Work to be completed =
Copy out the rows below unchanged, beginning with the row that contains "enable-label: Включить — [578, 247, 646, 262]" and continuing through the row that contains "fault-list: PS Питание", both included.
*****
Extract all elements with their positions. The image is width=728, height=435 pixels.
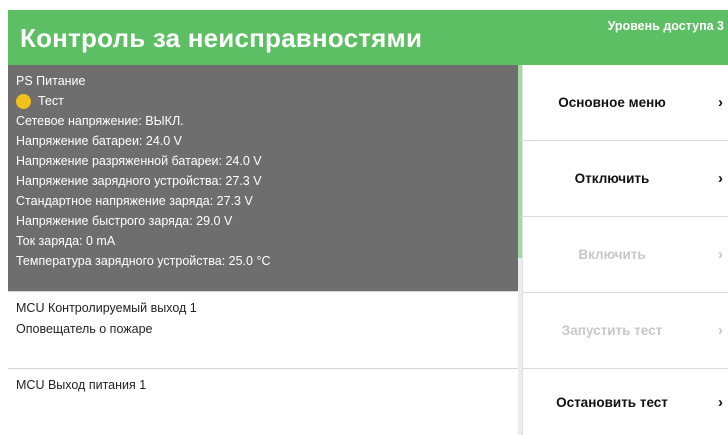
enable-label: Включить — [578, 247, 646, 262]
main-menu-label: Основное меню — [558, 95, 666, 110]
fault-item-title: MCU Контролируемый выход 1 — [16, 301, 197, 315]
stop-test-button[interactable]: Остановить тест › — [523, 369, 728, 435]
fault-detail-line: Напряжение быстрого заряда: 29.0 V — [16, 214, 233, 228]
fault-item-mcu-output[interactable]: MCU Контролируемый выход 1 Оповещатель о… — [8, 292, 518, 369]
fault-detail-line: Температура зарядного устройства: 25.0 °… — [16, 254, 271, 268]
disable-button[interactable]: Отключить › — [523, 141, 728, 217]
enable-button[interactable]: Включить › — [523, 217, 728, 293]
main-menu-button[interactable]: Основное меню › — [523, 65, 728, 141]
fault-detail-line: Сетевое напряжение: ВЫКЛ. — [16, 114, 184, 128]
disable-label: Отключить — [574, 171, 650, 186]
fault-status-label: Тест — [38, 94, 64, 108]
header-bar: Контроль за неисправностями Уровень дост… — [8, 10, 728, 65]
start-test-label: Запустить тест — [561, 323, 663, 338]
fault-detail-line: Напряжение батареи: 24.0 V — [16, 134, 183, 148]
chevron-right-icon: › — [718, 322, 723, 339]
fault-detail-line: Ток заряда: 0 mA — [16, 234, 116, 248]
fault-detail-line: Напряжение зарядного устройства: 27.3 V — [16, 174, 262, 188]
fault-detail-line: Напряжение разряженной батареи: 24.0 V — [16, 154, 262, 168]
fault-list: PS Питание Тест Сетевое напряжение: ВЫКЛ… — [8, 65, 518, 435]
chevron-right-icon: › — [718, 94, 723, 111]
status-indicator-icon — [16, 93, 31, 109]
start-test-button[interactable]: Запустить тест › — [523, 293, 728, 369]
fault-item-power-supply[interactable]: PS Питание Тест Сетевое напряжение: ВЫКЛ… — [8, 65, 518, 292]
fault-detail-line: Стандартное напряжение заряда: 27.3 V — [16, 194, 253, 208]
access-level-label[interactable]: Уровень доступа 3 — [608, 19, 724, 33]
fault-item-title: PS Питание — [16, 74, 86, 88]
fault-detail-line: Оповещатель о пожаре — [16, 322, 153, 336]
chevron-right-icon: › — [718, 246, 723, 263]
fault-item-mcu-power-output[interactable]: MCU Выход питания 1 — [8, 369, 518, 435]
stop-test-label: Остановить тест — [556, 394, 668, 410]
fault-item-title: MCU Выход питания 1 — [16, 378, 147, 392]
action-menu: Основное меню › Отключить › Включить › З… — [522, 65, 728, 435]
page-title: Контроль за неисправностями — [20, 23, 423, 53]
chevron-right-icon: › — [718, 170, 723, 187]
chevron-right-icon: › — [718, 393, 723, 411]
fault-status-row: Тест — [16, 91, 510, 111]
*****
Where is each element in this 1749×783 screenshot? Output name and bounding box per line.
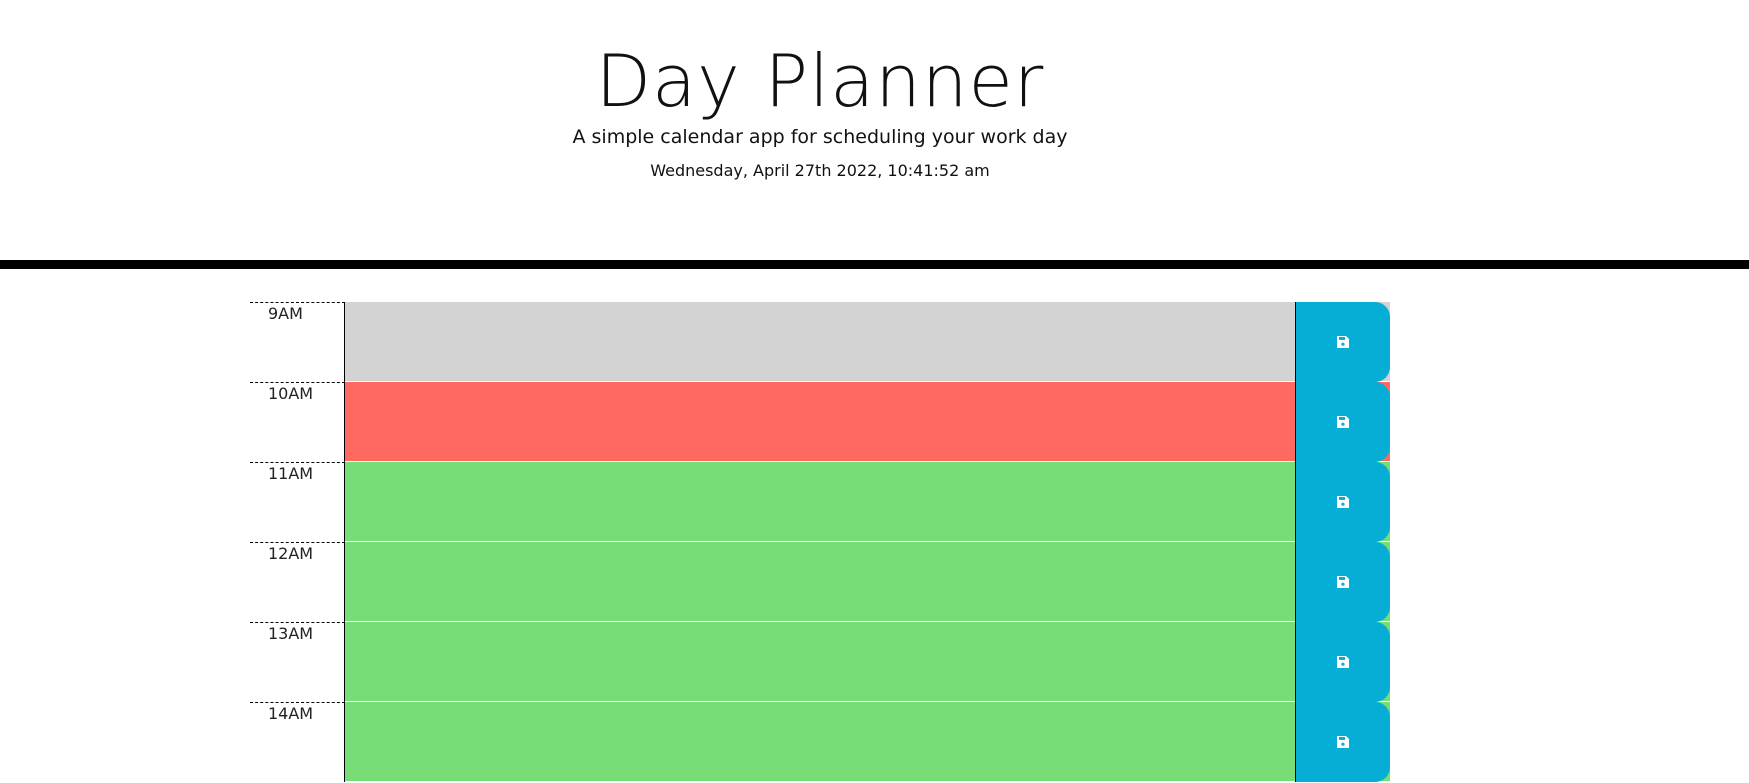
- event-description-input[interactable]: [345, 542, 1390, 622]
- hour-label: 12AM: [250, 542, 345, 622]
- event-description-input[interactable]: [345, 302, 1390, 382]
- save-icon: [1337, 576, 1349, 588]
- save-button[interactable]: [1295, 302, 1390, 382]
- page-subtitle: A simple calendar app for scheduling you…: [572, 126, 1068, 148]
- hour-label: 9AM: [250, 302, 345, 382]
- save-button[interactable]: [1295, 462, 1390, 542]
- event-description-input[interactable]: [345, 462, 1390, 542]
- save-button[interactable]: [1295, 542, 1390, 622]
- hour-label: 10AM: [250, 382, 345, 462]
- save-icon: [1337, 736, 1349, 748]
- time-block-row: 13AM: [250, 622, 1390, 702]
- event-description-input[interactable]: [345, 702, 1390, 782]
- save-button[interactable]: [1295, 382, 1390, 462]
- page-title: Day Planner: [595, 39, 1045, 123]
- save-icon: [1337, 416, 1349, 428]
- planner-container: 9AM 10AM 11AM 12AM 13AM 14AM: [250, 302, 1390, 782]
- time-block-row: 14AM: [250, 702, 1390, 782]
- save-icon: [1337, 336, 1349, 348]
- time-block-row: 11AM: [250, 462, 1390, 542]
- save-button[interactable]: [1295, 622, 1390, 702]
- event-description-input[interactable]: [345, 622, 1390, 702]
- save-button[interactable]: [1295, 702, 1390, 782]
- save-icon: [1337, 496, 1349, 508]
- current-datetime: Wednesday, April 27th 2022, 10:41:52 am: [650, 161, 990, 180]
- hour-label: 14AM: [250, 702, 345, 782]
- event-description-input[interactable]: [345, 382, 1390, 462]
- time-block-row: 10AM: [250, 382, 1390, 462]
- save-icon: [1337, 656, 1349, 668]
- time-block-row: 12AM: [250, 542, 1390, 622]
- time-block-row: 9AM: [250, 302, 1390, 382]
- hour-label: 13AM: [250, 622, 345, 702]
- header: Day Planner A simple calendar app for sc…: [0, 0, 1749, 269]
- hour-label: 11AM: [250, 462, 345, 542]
*****
Result for this task =
enable-label: Включить — [578, 247, 646, 262]
main-menu-label: Основное меню — [558, 95, 666, 110]
fault-item-title: MCU Контролируемый выход 1 — [16, 301, 197, 315]
stop-test-button[interactable]: Остановить тест › — [523, 369, 728, 435]
fault-detail-line: Напряжение быстрого заряда: 29.0 V — [16, 214, 233, 228]
fault-item-mcu-output[interactable]: MCU Контролируемый выход 1 Оповещатель о… — [8, 292, 518, 369]
fault-detail-line: Температура зарядного устройства: 25.0 °… — [16, 254, 271, 268]
disable-button[interactable]: Отключить › — [523, 141, 728, 217]
enable-button[interactable]: Включить › — [523, 217, 728, 293]
main-menu-button[interactable]: Основное меню › — [523, 65, 728, 141]
fault-detail-line: Сетевое напряжение: ВЫКЛ. — [16, 114, 184, 128]
disable-label: Отключить — [574, 171, 650, 186]
fault-status-label: Тест — [38, 94, 64, 108]
header-bar: Контроль за неисправностями Уровень дост… — [8, 10, 728, 65]
start-test-label: Запустить тест — [561, 323, 663, 338]
fault-detail-line: Напряжение батареи: 24.0 V — [16, 134, 183, 148]
chevron-right-icon: › — [718, 322, 723, 339]
fault-detail-line: Ток заряда: 0 mA — [16, 234, 116, 248]
fault-detail-line: Напряжение зарядного устройства: 27.3 V — [16, 174, 262, 188]
fault-detail-line: Напряжение разряженной батареи: 24.0 V — [16, 154, 262, 168]
fault-list: PS Питание Тест Сетевое напряжение: ВЫКЛ… — [8, 65, 518, 435]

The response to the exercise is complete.